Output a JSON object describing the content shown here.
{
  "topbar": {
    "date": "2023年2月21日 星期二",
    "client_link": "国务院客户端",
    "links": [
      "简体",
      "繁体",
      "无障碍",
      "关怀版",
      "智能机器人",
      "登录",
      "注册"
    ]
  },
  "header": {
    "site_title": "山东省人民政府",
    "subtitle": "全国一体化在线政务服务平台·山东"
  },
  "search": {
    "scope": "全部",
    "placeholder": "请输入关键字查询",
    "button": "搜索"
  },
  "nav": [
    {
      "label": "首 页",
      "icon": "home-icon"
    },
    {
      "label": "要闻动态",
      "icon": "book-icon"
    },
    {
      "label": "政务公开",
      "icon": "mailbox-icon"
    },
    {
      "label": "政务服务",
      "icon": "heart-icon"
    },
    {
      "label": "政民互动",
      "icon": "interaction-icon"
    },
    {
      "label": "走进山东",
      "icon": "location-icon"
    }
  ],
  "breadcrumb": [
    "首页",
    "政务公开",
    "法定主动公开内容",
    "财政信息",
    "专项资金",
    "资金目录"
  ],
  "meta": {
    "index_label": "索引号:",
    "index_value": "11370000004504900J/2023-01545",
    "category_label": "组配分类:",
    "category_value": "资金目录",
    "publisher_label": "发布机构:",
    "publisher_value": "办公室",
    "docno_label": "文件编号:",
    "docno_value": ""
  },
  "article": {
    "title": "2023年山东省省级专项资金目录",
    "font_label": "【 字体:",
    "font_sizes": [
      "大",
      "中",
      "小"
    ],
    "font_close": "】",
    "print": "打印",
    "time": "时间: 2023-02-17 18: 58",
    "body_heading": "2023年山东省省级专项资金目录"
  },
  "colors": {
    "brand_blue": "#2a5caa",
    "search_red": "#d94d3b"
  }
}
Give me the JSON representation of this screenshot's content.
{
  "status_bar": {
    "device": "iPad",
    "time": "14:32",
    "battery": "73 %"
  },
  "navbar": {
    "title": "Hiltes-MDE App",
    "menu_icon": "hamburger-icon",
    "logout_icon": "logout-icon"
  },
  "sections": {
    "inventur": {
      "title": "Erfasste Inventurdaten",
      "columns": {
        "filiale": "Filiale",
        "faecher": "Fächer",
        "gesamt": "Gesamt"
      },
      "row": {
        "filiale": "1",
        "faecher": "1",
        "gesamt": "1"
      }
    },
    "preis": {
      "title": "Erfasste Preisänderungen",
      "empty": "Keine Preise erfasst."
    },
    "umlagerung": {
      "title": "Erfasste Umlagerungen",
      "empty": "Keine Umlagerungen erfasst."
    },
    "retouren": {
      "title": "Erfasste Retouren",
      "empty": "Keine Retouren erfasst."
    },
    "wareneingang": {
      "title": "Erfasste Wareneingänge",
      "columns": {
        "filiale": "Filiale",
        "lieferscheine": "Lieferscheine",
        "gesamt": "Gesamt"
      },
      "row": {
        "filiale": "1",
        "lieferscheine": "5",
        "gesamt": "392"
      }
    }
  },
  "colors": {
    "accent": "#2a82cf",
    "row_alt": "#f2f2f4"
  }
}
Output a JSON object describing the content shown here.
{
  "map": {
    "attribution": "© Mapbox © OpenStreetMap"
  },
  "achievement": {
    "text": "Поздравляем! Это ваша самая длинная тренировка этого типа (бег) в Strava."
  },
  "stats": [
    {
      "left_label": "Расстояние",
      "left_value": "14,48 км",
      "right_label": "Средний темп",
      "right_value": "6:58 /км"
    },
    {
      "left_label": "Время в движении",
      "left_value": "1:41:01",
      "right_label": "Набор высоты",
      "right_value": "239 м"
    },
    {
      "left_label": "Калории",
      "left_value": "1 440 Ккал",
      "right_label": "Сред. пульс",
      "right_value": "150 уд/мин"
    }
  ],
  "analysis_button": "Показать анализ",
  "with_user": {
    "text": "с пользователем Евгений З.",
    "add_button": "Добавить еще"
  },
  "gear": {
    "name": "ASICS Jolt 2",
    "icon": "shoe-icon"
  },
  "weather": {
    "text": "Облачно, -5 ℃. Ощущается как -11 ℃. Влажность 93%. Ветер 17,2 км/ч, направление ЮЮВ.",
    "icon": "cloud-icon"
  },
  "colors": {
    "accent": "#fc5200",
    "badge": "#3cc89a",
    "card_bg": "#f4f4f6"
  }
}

-------

Task to carry out => Print every record above exactly as written.

The answer =>
Output a JSON object describing the content shown here.
{
  "topbar": {
    "date": "2023年2月21日 星期二",
    "client_link": "国务院客户端",
    "links": [
      "简体",
      "繁体",
      "无障碍",
      "关怀版",
      "智能机器人",
      "登录",
      "注册"
    ]
  },
  "header": {
    "site_title": "山东省人民政府",
    "subtitle": "全国一体化在线政务服务平台·山东"
  },
  "search": {
    "scope": "全部",
    "placeholder": "请输入关键字查询",
    "button": "搜索"
  },
  "nav": [
    {
      "label": "首 页",
      "icon": "home-icon"
    },
    {
      "label": "要闻动态",
      "icon": "book-icon"
    },
    {
      "label": "政务公开",
      "icon": "mailbox-icon"
    },
    {
      "label": "政务服务",
      "icon": "heart-icon"
    },
    {
      "label": "政民互动",
      "icon": "interaction-icon"
    },
    {
      "label": "走进山东",
      "icon": "location-icon"
    }
  ],
  "breadcrumb": [
    "首页",
    "政务公开",
    "法定主动公开内容",
    "财政信息",
    "专项资金",
    "资金目录"
  ],
  "meta": {
    "index_label": "索引号:",
    "index_value": "11370000004504900J/2023-01545",
    "category_label": "组配分类:",
    "category_value": "资金目录",
    "publisher_label": "发布机构:",
    "publisher_value": "办公室",
    "docno_label": "文件编号:",
    "docno_value": ""
  },
  "article": {
    "title": "2023年山东省省级专项资金目录",
    "font_label": "【 字体:",
    "font_sizes": [
      "大",
      "中",
      "小"
    ],
    "font_close": "】",
    "print": "打印",
    "time": "时间: 2023-02-17 18: 58",
    "body_heading": "2023年山东省省级专项资金目录"
  },
  "colors": {
    "brand_blue": "#2a5caa",
    "search_red": "#d94d3b"
  }
}
Give me the JSON representation of this screenshot's content.
{
  "status_bar": {
    "device": "iPad",
    "time": "14:32",
    "battery": "73 %"
  },
  "navbar": {
    "title": "Hiltes-MDE App",
    "menu_icon": "hamburger-icon",
    "logout_icon": "logout-icon"
  },
  "sections": {
    "inventur": {
      "title": "Erfasste Inventurdaten",
      "columns": {
        "filiale": "Filiale",
        "faecher": "Fächer",
        "gesamt": "Gesamt"
      },
      "row": {
        "filiale": "1",
        "faecher": "1",
        "gesamt": "1"
      }
    },
    "preis": {
      "title": "Erfasste Preisänderungen",
      "empty": "Keine Preise erfasst."
    },
    "umlagerung": {
      "title": "Erfasste Umlagerungen",
      "empty": "Keine Umlagerungen erfasst."
    },
    "retouren": {
      "title": "Erfasste Retouren",
      "empty": "Keine Retouren erfasst."
    },
    "wareneingang": {
      "title": "Erfasste Wareneingänge",
      "columns": {
        "filiale": "Filiale",
        "lieferscheine": "Lieferscheine",
        "gesamt": "Gesamt"
      },
      "row": {
        "filiale": "1",
        "lieferscheine": "5",
        "gesamt": "392"
      }
    }
  },
  "colors": {
    "accent": "#2a82cf",
    "row_alt": "#f2f2f4"
  }
}
Output a JSON object describing the content shown here.
{
  "map": {
    "attribution": "© Mapbox © OpenStreetMap"
  },
  "achievement": {
    "text": "Поздравляем! Это ваша самая длинная тренировка этого типа (бег) в Strava."
  },
  "stats": [
    {
      "left_label": "Расстояние",
      "left_value": "14,48 км",
      "right_label": "Средний темп",
      "right_value": "6:58 /км"
    },
    {
      "left_label": "Время в движении",
      "left_value": "1:41:01",
      "right_label": "Набор высоты",
      "right_value": "239 м"
    },
    {
      "left_label": "Калории",
      "left_value": "1 440 Ккал",
      "right_label": "Сред. пульс",
      "right_value": "150 уд/мин"
    }
  ],
  "analysis_button": "Показать анализ",
  "with_user": {
    "text": "с пользователем Евгений З.",
    "add_button": "Добавить еще"
  },
  "gear": {
    "name": "ASICS Jolt 2",
    "icon": "shoe-icon"
  },
  "weather": {
    "text": "Облачно, -5 ℃. Ощущается как -11 ℃. Влажность 93%. Ветер 17,2 км/ч, направление ЮЮВ.",
    "icon": "cloud-icon"
  },
  "colors": {
    "accent": "#fc5200",
    "badge": "#3cc89a",
    "card_bg": "#f4f4f6"
  }
}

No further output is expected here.